(Records from a dataset)
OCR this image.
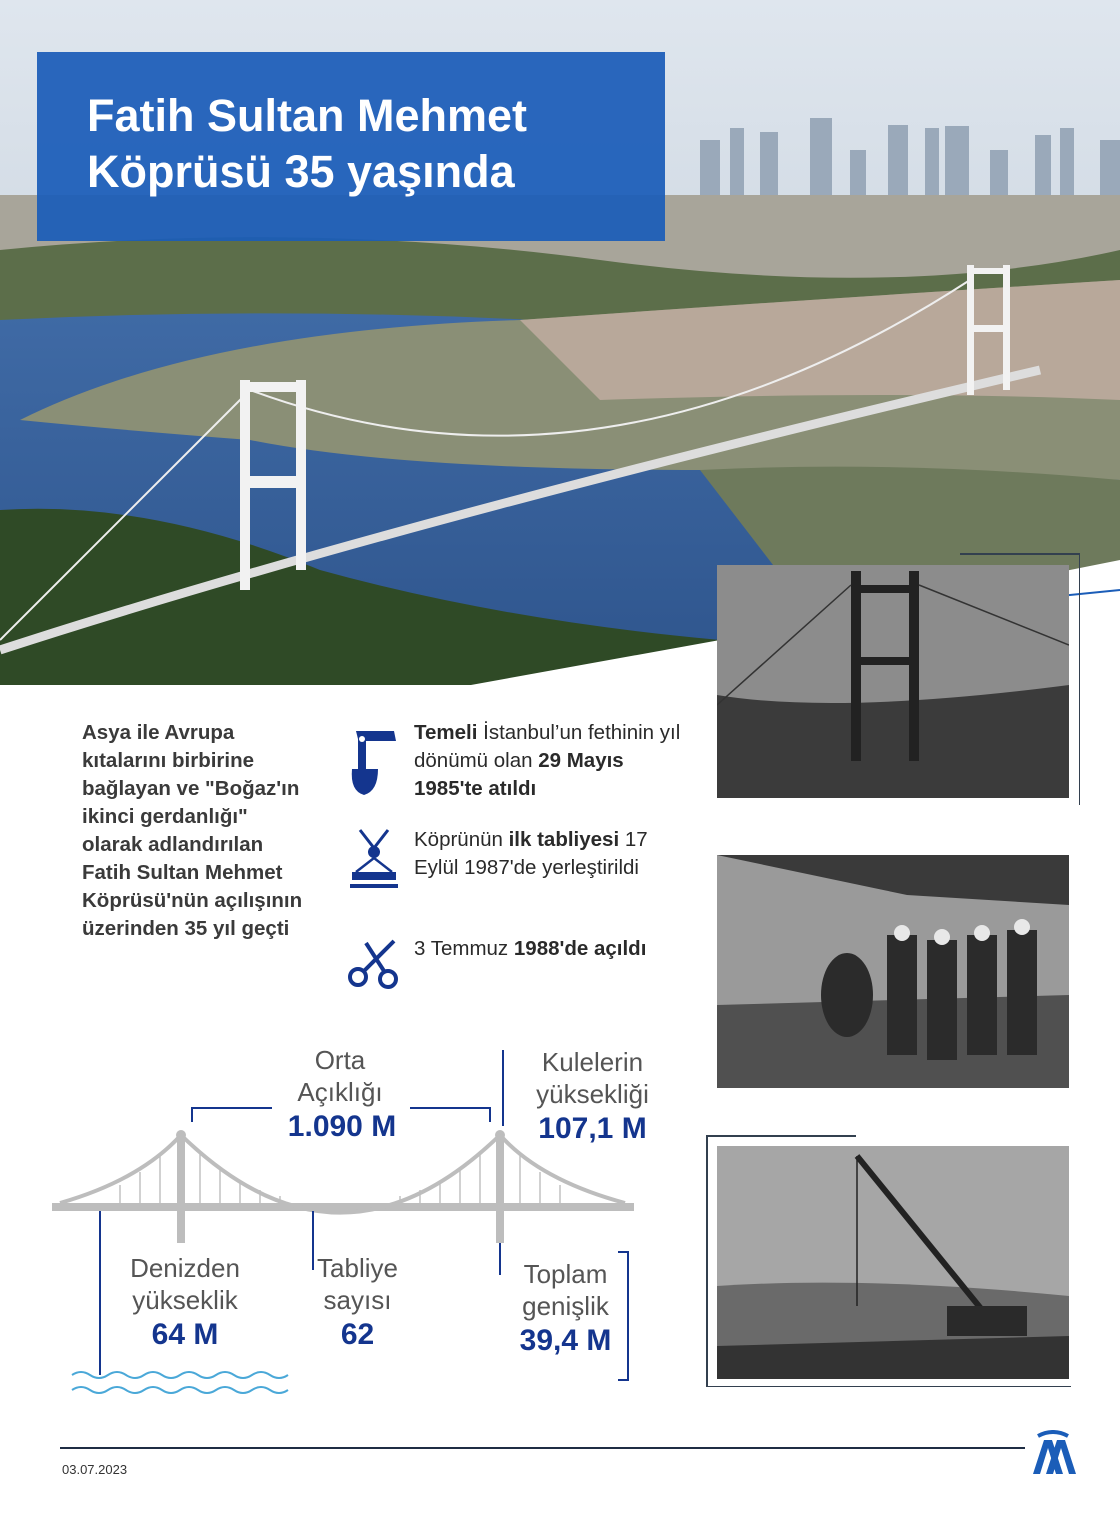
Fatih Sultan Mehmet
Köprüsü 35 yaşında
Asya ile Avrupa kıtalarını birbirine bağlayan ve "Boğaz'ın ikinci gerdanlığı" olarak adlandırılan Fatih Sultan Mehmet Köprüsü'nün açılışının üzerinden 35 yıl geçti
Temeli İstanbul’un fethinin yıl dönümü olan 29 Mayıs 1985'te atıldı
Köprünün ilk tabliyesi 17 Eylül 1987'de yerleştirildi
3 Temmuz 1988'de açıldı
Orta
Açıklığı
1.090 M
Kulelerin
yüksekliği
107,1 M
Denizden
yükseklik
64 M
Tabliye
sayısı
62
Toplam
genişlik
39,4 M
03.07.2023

...

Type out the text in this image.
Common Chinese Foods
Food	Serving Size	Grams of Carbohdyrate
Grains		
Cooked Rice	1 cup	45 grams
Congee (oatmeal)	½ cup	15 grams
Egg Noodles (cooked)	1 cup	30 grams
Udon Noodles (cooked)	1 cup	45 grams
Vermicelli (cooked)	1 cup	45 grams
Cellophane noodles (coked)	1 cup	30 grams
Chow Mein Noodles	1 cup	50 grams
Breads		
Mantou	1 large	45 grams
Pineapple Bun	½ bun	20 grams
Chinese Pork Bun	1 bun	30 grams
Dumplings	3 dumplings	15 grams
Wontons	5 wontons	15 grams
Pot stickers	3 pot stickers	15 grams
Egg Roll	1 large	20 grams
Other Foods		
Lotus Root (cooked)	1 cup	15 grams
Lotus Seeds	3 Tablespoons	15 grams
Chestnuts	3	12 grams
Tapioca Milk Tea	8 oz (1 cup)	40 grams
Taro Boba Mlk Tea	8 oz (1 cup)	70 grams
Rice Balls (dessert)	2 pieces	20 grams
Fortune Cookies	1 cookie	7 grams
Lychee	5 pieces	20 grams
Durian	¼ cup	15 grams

● **What you are asked to do**: Search the lines above for the string "Köprüsü", then show every one that has it.

● **Response below**:
Köprüsü 35 yaşında
Asya ile Avrupa kıtalarını birbirine bağlayan ve "Boğaz'ın ikinci gerdanlığı" olarak adlandırılan Fatih Sultan Mehmet Köprüsü'nün açılışının üzerinden 35 yıl geçti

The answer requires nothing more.